## Source document
Date of First Release: 10-01-2018
vSphere Data Protection (VDP) running on the virtual machines Version 6.1.x, 6.0.x and 5.x
VSphere Data Protection (VDP) contains multiple authentication bypass, arbitrary file upload and path traversal vulnerabilities.
VMware has release security advisory to address three critical vulnerabilities in vSphere Data Protection (VDP). The vulnerabilities contains multiple authentication bypass, arbitrary file upload and path traversal and it affects VDP version 5.x, 6.0.x and 6.1.x.
The authentication bypass vulnerability can allow an unauthenticated malicious user to remotely bypass authentication and gain root access to the affected system, arbitrary file upload vulnerability can allow a malicious user with access to a low-privileged account to upload malicious files to any location on the server file system and the path traversal vulnerability can allow a malicious user with low privileges to access arbitrary files on the server in the context of the vulnerable application.
The exploitation of the aforementioned vulnerabilities could allow a malicious user to take control of the affected system.
User and administrator are advised to review released notes and install recommended patches:
- VDP version 6.1.x users should replace with or apply patch VDP version 6.1.6;
- VDP version 6.0.x users should replace with or apply patch VDP version 6.0.7;
- VDP version 5.x users should replace with or apply patch VDP version 6.0.7.

## Problem 1
Please reproduce the VDP advisory word for word, between "The exploitation of" and "VDP version 6.0.7.", inclusive.
## Problem 2
Answer these questions from the VDP advisory:
(a) What is its date of first release?
(b) Which patch version should VDP 5.x users replace with or apply?
(c) Which vulnerability can let an unauthenticated malicious user gain root access to the affected system?
The rows have no connection to the VDP advisory.

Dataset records
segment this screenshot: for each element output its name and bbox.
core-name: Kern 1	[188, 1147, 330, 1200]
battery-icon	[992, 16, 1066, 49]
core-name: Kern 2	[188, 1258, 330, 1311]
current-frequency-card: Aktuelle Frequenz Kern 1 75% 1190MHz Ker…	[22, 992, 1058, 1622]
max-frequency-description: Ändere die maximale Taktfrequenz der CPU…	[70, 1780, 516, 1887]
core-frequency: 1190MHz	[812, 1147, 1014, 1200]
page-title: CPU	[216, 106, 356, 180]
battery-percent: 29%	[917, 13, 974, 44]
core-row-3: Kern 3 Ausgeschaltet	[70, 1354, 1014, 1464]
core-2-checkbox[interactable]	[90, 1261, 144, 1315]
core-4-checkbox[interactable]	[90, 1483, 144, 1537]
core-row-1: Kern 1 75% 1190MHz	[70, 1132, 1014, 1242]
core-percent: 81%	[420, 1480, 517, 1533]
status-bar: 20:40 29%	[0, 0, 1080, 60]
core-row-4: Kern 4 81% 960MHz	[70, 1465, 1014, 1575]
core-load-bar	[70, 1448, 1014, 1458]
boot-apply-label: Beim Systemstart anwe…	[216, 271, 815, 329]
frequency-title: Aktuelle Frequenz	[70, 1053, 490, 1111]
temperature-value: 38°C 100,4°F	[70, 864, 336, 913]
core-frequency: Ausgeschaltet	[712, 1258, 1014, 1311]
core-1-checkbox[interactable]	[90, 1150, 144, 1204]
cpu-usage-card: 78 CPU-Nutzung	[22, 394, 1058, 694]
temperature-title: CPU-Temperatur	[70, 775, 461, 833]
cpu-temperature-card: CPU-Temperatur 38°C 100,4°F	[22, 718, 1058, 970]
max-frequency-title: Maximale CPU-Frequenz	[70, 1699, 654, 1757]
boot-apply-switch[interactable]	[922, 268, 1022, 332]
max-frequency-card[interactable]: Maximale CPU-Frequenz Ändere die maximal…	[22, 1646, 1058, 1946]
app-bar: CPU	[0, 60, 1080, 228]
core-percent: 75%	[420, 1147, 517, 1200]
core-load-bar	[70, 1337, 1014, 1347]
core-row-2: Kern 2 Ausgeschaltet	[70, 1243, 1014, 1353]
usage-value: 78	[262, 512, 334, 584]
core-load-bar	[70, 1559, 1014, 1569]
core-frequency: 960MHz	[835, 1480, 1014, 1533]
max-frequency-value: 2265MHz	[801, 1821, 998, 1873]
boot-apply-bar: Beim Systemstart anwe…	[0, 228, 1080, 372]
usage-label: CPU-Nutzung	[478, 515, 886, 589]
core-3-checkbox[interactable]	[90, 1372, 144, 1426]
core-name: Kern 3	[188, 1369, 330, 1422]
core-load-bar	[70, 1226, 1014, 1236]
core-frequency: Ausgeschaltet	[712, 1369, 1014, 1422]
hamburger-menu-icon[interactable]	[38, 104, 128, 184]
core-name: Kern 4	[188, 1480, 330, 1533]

## Output 1
The exploitation of the aforementioned vulnerabilities could allow a malicious user to take control of the affected system.
User and administrator are advised to review released notes and install recommended patches:
- VDP version 6.1.x users should replace with or apply patch VDP version 6.1.6;
- VDP version 6.0.x users should replace with or apply patch VDP version 6.0.7;
- VDP version 5.x users should replace with or apply patch VDP version 6.0.7.

## Output 2
(a) 10-01-2018
(b) VDP version 6.0.7
(c) The authentication bypass vulnerability